● **WHAT YOU ARE ASKED TO DO**:
In the records that follow, show each line where the word "localhost" is present.

● **EXTRACTED RECORDS**:
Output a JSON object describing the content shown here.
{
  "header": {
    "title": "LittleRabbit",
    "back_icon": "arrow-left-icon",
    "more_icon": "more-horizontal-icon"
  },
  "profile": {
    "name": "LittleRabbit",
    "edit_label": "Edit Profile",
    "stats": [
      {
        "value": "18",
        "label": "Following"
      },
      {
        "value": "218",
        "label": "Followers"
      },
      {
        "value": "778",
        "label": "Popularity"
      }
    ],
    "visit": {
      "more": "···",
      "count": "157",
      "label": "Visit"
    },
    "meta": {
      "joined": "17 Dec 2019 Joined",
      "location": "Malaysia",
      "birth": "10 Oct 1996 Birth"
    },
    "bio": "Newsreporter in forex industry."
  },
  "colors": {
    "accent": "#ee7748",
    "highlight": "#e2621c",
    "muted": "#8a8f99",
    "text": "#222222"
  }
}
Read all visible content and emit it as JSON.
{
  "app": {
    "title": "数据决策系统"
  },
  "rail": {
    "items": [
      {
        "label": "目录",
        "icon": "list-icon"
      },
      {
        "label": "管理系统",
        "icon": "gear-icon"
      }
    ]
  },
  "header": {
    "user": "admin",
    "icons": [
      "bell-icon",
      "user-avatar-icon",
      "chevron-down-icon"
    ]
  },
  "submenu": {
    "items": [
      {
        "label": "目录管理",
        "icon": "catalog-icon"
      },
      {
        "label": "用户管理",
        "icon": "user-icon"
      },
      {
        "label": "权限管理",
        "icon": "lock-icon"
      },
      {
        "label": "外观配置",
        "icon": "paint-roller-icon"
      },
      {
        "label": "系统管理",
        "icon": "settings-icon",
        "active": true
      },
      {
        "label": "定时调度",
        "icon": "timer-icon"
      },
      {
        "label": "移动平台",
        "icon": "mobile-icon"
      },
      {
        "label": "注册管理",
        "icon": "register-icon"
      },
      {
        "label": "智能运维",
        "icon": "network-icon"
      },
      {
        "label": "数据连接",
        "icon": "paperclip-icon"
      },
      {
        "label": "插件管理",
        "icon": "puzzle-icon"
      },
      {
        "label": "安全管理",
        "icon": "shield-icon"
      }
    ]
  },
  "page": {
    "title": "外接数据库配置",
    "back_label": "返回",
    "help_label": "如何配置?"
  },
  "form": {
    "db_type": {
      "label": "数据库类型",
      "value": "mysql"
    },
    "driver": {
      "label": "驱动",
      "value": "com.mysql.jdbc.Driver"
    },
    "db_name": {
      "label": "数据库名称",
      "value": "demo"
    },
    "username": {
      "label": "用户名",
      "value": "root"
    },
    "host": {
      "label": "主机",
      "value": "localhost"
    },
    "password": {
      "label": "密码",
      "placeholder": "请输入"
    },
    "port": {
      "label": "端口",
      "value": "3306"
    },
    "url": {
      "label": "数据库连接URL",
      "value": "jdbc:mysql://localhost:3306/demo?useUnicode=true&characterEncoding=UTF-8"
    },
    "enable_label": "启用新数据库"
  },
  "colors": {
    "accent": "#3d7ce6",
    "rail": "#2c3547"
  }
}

● **ANSWER TO THIS EXERCISE**:
      "value": "localhost"
      "value": "jdbc:mysql://localhost:3306/demo?useUnicode=true&characterEncoding=UTF-8"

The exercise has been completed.